## Task requirements
Wherever the word "Курская" shows up in a line, please copy that line.

## Supplied records
-=-=-=-=-

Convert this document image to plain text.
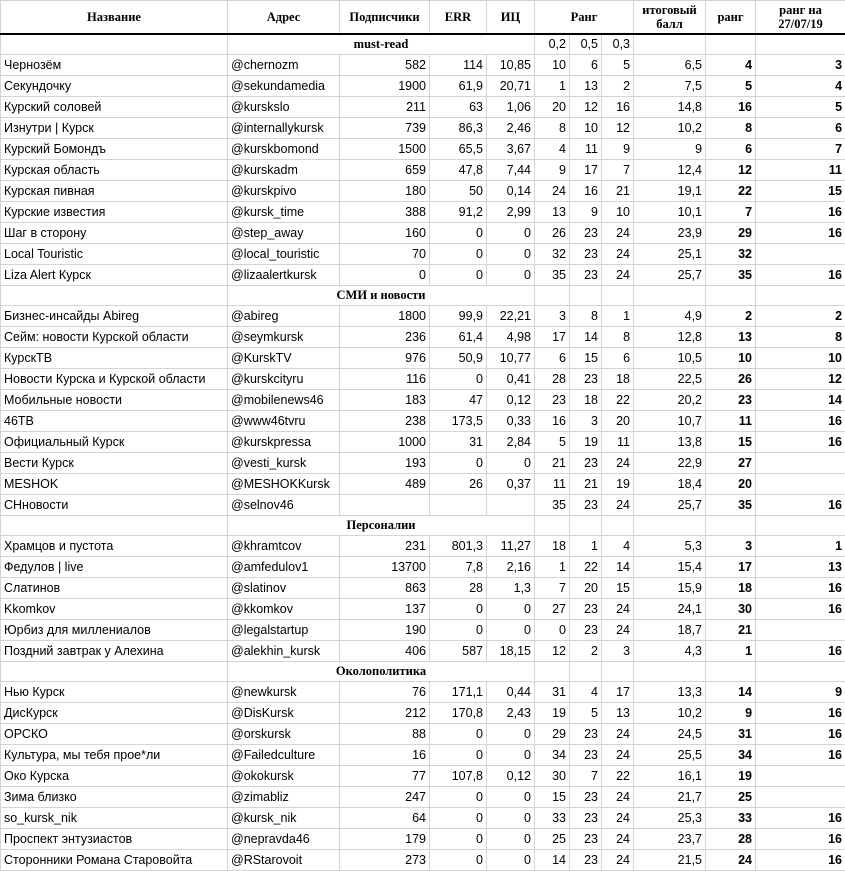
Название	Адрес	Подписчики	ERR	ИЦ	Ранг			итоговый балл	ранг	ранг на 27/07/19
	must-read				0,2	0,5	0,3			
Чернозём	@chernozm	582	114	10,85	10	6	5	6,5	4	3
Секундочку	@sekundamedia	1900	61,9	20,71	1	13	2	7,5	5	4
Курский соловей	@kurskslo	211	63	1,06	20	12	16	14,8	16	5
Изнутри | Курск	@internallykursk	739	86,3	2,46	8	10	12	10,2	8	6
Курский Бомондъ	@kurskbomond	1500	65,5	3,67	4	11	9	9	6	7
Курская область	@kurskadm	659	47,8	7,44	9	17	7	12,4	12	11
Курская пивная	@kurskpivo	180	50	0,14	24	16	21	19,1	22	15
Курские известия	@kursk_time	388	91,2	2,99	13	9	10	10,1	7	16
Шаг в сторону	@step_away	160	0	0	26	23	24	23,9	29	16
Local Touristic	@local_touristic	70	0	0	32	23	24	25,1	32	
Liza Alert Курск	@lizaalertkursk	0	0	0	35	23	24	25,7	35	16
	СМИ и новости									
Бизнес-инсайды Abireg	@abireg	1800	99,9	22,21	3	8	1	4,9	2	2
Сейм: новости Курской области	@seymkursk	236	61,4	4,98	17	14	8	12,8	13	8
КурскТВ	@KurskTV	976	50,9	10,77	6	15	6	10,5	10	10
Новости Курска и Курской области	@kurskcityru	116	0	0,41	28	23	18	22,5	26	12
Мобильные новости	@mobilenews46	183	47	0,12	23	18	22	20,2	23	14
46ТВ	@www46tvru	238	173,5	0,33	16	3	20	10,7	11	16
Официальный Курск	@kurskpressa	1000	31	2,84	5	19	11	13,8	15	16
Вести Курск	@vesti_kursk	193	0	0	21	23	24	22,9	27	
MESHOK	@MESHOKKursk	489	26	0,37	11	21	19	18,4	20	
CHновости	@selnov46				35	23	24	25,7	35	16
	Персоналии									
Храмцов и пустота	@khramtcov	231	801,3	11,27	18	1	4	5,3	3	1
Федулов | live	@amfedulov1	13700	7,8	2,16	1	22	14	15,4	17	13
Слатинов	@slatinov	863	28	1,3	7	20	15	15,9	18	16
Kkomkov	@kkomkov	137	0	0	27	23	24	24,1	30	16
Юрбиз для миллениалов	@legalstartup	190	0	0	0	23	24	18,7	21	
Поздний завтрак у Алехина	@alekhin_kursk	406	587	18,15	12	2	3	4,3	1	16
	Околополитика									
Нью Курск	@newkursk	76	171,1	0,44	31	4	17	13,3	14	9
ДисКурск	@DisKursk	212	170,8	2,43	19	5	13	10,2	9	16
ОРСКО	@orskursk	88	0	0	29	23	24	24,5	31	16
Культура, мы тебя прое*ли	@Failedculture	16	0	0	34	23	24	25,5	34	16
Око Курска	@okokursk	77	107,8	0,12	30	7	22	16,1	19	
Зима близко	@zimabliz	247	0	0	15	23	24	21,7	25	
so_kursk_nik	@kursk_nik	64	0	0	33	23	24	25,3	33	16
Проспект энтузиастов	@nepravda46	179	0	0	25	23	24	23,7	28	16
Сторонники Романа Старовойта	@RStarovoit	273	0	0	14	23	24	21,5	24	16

-=-=-=-=-

## Solution to this task
Курская область	@kurskadm	659	47,8	7,44	9	17	7	12,4	12	11
Курская пивная	@kurskpivo	180	50	0,14	24	16	21	19,1	22	15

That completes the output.